## Exercise requirements
Transcribe the material in full. Nothing should differ except that the pictures are left out.
START Data excerpts
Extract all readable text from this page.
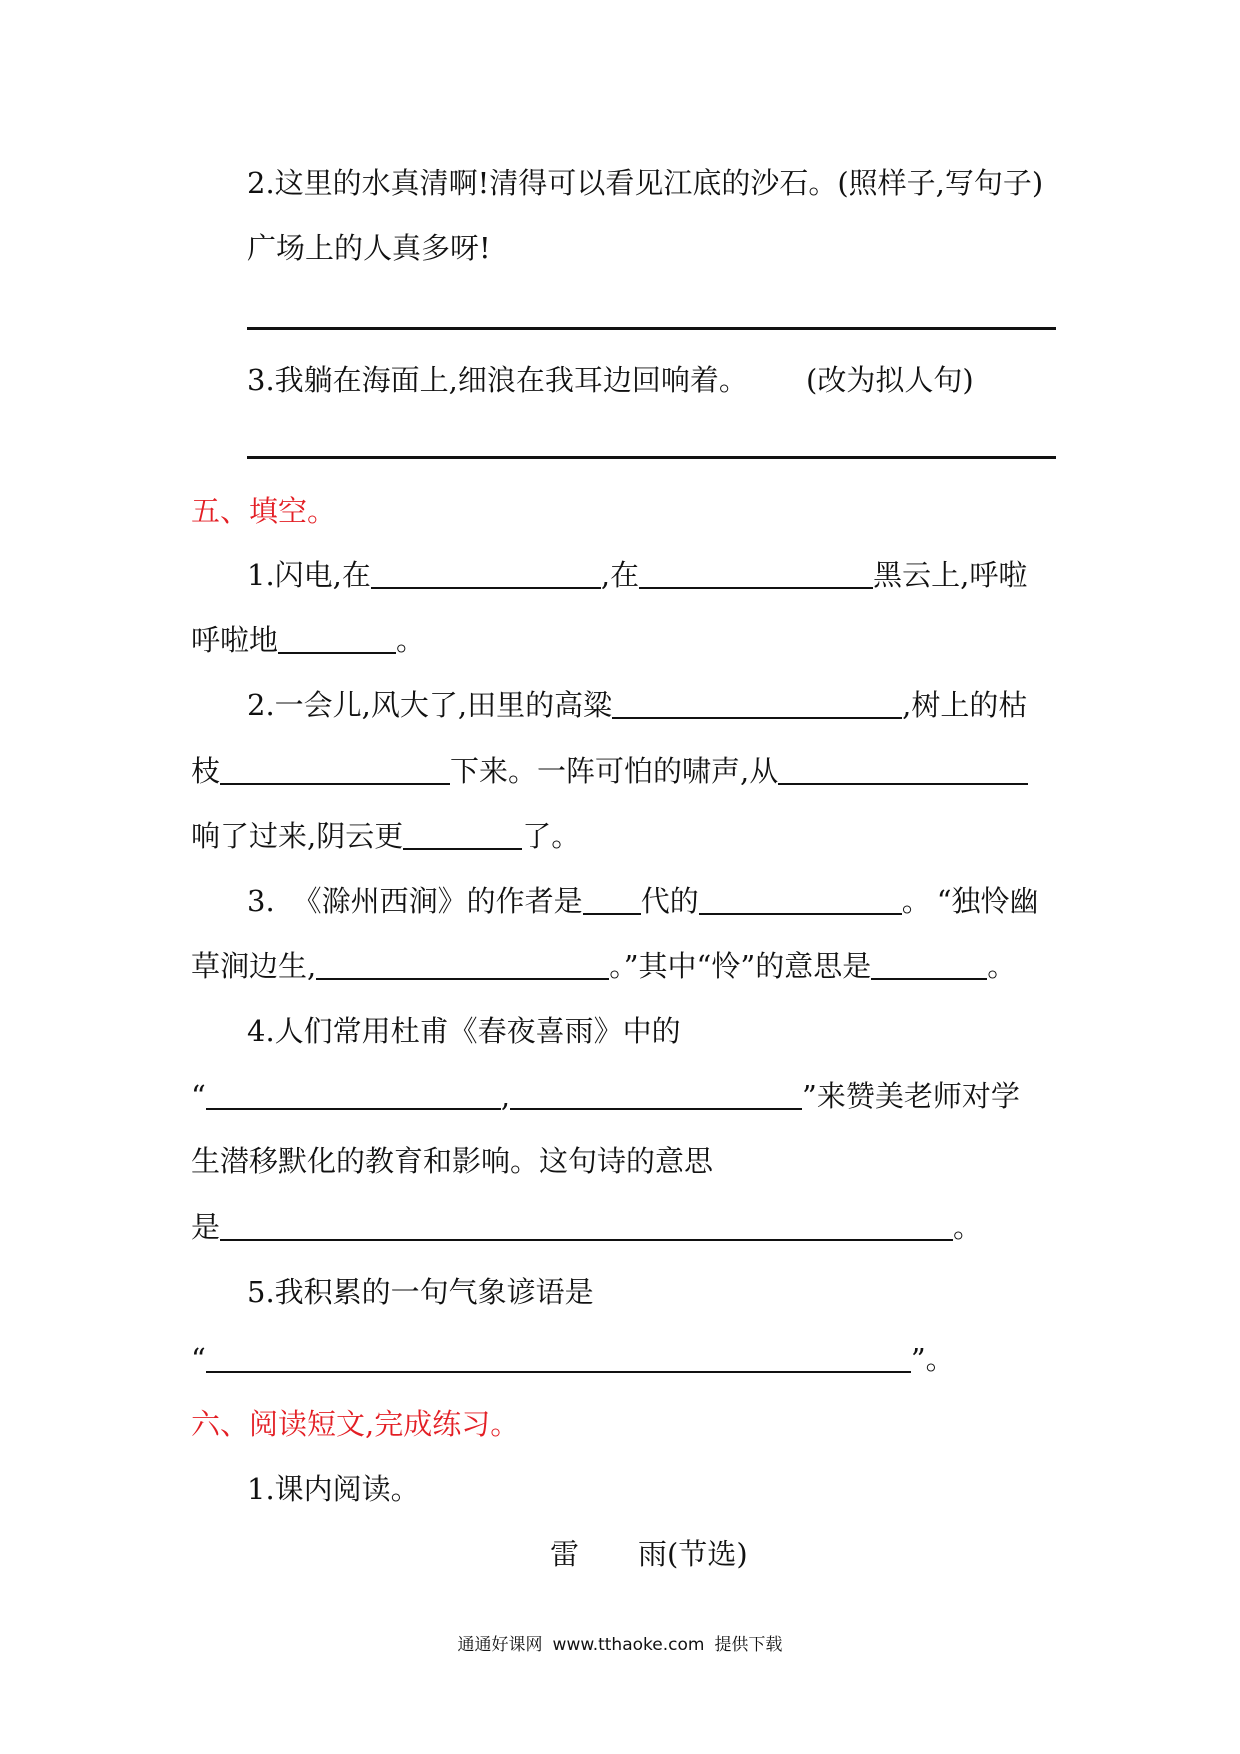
2.这里的水真清啊!清得可以看见江底的沙石。(照样子,写句子)
广场上的人真多呀!
3.我躺在海面上,细浪在我耳边回响着。 (改为拟人句)
五、填空。
1.闪电,在	,在	黑云上,呼啦
呼啦地	。
2.一会儿,风大了,田里的高粱	,树上的枯
枝	下来。一阵可怕的啸声,从
响了过来,阴云更	了。
3. 《滁州西涧》的作者是 代的	。 “独怜幽
草涧边生,	。”其中“怜”的意思是	。
4.人们常用杜甫《春夜喜雨》中的
“	,	”来赞美老师对学
生潜移默化的教育和影响。这句诗的意思
是	。
5.我积累的一句气象谚语是
“	”。
六、阅读短文,完成练习。
1.课内阅读。
雷 雨(节选)
通通好课网 www.tthaoke.com 提供下载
END Data excerpts
## Exercise response
Extract all readable text from this page.
2.这里的水真清啊!清得可以看见江底的沙石。(照样子,写句子)
广场上的人真多呀!
3.我躺在海面上,细浪在我耳边回响着。 (改为拟人句)
五、填空。
1.闪电,在	,在	黑云上,呼啦
呼啦地	。
2.一会儿,风大了,田里的高粱	,树上的枯
枝	下来。一阵可怕的啸声,从
响了过来,阴云更	了。
3. 《滁州西涧》的作者是 代的	。 “独怜幽
草涧边生,	。”其中“怜”的意思是	。
4.人们常用杜甫《春夜喜雨》中的
“	,	”来赞美老师对学
生潜移默化的教育和影响。这句诗的意思
是	。
5.我积累的一句气象谚语是
“	”。
六、阅读短文,完成练习。
1.课内阅读。
雷 雨(节选)
通通好课网 www.tthaoke.com 提供下载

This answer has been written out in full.